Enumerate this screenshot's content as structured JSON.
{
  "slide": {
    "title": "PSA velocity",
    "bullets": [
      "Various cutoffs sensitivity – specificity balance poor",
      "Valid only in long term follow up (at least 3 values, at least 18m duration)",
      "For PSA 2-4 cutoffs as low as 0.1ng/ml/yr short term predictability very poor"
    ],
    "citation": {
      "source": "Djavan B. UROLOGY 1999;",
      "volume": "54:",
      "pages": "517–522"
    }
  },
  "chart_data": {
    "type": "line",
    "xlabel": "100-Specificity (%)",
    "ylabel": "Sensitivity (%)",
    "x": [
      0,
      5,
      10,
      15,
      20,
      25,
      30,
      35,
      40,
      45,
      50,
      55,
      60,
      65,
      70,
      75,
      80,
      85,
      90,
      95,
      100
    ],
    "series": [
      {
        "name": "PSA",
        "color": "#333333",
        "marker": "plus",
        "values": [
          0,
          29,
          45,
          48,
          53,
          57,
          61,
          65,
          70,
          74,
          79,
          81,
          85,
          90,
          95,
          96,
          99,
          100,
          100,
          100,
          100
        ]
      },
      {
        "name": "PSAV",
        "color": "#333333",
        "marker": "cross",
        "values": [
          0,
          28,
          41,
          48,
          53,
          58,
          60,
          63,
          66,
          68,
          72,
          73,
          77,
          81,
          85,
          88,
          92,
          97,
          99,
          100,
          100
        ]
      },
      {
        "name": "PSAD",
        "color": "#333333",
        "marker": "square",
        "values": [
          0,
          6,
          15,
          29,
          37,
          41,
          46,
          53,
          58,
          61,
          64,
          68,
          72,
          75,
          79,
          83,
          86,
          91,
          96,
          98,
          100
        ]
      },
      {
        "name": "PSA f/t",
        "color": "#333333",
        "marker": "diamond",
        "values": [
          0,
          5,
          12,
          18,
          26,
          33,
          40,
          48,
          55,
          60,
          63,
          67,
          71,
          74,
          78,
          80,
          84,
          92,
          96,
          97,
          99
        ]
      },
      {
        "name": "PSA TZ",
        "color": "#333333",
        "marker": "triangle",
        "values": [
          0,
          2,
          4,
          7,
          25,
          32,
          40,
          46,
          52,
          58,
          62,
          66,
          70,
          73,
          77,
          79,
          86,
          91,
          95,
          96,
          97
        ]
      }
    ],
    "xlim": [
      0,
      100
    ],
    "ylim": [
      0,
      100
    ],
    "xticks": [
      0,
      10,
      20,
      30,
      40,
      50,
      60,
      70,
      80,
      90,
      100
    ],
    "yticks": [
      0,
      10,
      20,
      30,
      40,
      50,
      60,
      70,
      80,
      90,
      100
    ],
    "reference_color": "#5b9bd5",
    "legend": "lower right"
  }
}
----
Gather every line from the entries above where the word "cutoffs" appears, and copy them.

> [Output for this exercise]
      "Various cutoffs sensitivity – specificity balance poor",
      "For PSA 2-4 cutoffs as low as 0.1ng/ml/yr short term predictability very poor"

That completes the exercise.